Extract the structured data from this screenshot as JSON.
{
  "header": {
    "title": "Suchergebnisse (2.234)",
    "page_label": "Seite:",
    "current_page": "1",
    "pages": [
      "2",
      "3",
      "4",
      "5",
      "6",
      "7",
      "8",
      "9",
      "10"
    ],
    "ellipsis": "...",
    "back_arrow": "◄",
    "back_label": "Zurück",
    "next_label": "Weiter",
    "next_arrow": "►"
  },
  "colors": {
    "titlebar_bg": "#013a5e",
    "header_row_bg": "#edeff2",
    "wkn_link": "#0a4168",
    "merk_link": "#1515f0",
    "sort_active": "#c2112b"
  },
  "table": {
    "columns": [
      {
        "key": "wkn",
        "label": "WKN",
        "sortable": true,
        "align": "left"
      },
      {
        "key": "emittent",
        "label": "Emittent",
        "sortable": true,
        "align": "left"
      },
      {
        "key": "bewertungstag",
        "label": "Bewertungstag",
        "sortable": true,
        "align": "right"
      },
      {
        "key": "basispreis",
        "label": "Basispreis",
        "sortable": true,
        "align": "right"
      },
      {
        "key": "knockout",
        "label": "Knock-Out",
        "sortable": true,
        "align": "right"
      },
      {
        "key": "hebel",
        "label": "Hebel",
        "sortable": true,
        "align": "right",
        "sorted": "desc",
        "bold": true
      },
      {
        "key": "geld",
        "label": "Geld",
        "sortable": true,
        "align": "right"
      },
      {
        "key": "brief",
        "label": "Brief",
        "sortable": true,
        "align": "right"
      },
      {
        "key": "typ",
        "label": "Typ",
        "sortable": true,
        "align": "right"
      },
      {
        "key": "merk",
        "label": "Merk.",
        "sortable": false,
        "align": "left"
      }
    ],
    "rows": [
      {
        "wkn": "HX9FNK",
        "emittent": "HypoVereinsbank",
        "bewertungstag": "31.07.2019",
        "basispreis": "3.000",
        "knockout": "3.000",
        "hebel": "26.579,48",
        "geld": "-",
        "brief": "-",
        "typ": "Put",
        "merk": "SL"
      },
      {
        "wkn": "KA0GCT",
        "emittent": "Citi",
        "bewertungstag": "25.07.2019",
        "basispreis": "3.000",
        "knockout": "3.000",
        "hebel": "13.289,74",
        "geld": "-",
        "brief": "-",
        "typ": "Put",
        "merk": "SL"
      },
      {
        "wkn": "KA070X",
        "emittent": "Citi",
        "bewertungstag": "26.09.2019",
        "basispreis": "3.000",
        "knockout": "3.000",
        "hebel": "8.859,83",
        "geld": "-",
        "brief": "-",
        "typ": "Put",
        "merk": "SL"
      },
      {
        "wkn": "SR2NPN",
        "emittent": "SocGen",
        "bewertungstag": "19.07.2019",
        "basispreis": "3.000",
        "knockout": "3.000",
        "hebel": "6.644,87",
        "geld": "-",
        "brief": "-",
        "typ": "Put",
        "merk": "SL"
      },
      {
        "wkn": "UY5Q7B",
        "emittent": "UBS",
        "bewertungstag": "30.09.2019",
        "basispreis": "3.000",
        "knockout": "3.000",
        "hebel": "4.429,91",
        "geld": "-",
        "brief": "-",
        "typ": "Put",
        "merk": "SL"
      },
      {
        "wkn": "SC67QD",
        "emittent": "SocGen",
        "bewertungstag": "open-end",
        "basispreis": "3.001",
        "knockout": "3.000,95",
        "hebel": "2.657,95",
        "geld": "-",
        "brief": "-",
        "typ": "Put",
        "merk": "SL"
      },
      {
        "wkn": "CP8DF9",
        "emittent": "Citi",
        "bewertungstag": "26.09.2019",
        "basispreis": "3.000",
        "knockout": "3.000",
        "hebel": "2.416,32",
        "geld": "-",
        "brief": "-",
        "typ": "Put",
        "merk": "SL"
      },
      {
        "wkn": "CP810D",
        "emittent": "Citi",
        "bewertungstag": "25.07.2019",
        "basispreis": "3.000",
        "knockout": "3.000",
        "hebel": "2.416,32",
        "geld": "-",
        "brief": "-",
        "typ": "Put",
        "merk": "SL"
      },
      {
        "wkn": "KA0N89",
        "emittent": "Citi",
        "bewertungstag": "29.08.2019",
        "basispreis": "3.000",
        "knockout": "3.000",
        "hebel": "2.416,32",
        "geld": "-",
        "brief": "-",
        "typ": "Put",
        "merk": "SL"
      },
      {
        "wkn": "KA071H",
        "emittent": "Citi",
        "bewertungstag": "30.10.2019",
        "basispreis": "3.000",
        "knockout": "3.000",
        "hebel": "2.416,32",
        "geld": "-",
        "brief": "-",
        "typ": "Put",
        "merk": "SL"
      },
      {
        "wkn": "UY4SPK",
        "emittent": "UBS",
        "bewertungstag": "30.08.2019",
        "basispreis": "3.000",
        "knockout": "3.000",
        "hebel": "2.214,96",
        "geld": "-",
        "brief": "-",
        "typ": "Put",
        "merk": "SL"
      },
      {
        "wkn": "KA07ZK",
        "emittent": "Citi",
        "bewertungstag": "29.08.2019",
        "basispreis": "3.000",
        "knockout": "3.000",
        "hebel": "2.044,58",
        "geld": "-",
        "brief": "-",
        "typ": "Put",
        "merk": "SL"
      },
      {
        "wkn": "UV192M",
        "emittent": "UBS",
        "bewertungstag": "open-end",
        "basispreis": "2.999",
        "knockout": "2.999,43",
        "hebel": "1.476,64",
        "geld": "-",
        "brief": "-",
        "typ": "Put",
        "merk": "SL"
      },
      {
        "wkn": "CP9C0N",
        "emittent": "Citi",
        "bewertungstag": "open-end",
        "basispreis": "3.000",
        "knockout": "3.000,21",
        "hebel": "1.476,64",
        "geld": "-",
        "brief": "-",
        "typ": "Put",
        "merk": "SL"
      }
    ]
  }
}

◆ **THE TASK**: Repeat the records above exactly, leaving none out.

◆ **FINISHED ANSWER**:
Extract the structured data from this screenshot as JSON.
{
  "header": {
    "title": "Suchergebnisse (2.234)",
    "page_label": "Seite:",
    "current_page": "1",
    "pages": [
      "2",
      "3",
      "4",
      "5",
      "6",
      "7",
      "8",
      "9",
      "10"
    ],
    "ellipsis": "...",
    "back_arrow": "◄",
    "back_label": "Zurück",
    "next_label": "Weiter",
    "next_arrow": "►"
  },
  "colors": {
    "titlebar_bg": "#013a5e",
    "header_row_bg": "#edeff2",
    "wkn_link": "#0a4168",
    "merk_link": "#1515f0",
    "sort_active": "#c2112b"
  },
  "table": {
    "columns": [
      {
        "key": "wkn",
        "label": "WKN",
        "sortable": true,
        "align": "left"
      },
      {
        "key": "emittent",
        "label": "Emittent",
        "sortable": true,
        "align": "left"
      },
      {
        "key": "bewertungstag",
        "label": "Bewertungstag",
        "sortable": true,
        "align": "right"
      },
      {
        "key": "basispreis",
        "label": "Basispreis",
        "sortable": true,
        "align": "right"
      },
      {
        "key": "knockout",
        "label": "Knock-Out",
        "sortable": true,
        "align": "right"
      },
      {
        "key": "hebel",
        "label": "Hebel",
        "sortable": true,
        "align": "right",
        "sorted": "desc",
        "bold": true
      },
      {
        "key": "geld",
        "label": "Geld",
        "sortable": true,
        "align": "right"
      },
      {
        "key": "brief",
        "label": "Brief",
        "sortable": true,
        "align": "right"
      },
      {
        "key": "typ",
        "label": "Typ",
        "sortable": true,
        "align": "right"
      },
      {
        "key": "merk",
        "label": "Merk.",
        "sortable": false,
        "align": "left"
      }
    ],
    "rows": [
      {
        "wkn": "HX9FNK",
        "emittent": "HypoVereinsbank",
        "bewertungstag": "31.07.2019",
        "basispreis": "3.000",
        "knockout": "3.000",
        "hebel": "26.579,48",
        "geld": "-",
        "brief": "-",
        "typ": "Put",
        "merk": "SL"
      },
      {
        "wkn": "KA0GCT",
        "emittent": "Citi",
        "bewertungstag": "25.07.2019",
        "basispreis": "3.000",
        "knockout": "3.000",
        "hebel": "13.289,74",
        "geld": "-",
        "brief": "-",
        "typ": "Put",
        "merk": "SL"
      },
      {
        "wkn": "KA070X",
        "emittent": "Citi",
        "bewertungstag": "26.09.2019",
        "basispreis": "3.000",
        "knockout": "3.000",
        "hebel": "8.859,83",
        "geld": "-",
        "brief": "-",
        "typ": "Put",
        "merk": "SL"
      },
      {
        "wkn": "SR2NPN",
        "emittent": "SocGen",
        "bewertungstag": "19.07.2019",
        "basispreis": "3.000",
        "knockout": "3.000",
        "hebel": "6.644,87",
        "geld": "-",
        "brief": "-",
        "typ": "Put",
        "merk": "SL"
      },
      {
        "wkn": "UY5Q7B",
        "emittent": "UBS",
        "bewertungstag": "30.09.2019",
        "basispreis": "3.000",
        "knockout": "3.000",
        "hebel": "4.429,91",
        "geld": "-",
        "brief": "-",
        "typ": "Put",
        "merk": "SL"
      },
      {
        "wkn": "SC67QD",
        "emittent": "SocGen",
        "bewertungstag": "open-end",
        "basispreis": "3.001",
        "knockout": "3.000,95",
        "hebel": "2.657,95",
        "geld": "-",
        "brief": "-",
        "typ": "Put",
        "merk": "SL"
      },
      {
        "wkn": "CP8DF9",
        "emittent": "Citi",
        "bewertungstag": "26.09.2019",
        "basispreis": "3.000",
        "knockout": "3.000",
        "hebel": "2.416,32",
        "geld": "-",
        "brief": "-",
        "typ": "Put",
        "merk": "SL"
      },
      {
        "wkn": "CP810D",
        "emittent": "Citi",
        "bewertungstag": "25.07.2019",
        "basispreis": "3.000",
        "knockout": "3.000",
        "hebel": "2.416,32",
        "geld": "-",
        "brief": "-",
        "typ": "Put",
        "merk": "SL"
      },
      {
        "wkn": "KA0N89",
        "emittent": "Citi",
        "bewertungstag": "29.08.2019",
        "basispreis": "3.000",
        "knockout": "3.000",
        "hebel": "2.416,32",
        "geld": "-",
        "brief": "-",
        "typ": "Put",
        "merk": "SL"
      },
      {
        "wkn": "KA071H",
        "emittent": "Citi",
        "bewertungstag": "30.10.2019",
        "basispreis": "3.000",
        "knockout": "3.000",
        "hebel": "2.416,32",
        "geld": "-",
        "brief": "-",
        "typ": "Put",
        "merk": "SL"
      },
      {
        "wkn": "UY4SPK",
        "emittent": "UBS",
        "bewertungstag": "30.08.2019",
        "basispreis": "3.000",
        "knockout": "3.000",
        "hebel": "2.214,96",
        "geld": "-",
        "brief": "-",
        "typ": "Put",
        "merk": "SL"
      },
      {
        "wkn": "KA07ZK",
        "emittent": "Citi",
        "bewertungstag": "29.08.2019",
        "basispreis": "3.000",
        "knockout": "3.000",
        "hebel": "2.044,58",
        "geld": "-",
        "brief": "-",
        "typ": "Put",
        "merk": "SL"
      },
      {
        "wkn": "UV192M",
        "emittent": "UBS",
        "bewertungstag": "open-end",
        "basispreis": "2.999",
        "knockout": "2.999,43",
        "hebel": "1.476,64",
        "geld": "-",
        "brief": "-",
        "typ": "Put",
        "merk": "SL"
      },
      {
        "wkn": "CP9C0N",
        "emittent": "Citi",
        "bewertungstag": "open-end",
        "basispreis": "3.000",
        "knockout": "3.000,21",
        "hebel": "1.476,64",
        "geld": "-",
        "brief": "-",
        "typ": "Put",
        "merk": "SL"
      }
    ]
  }
}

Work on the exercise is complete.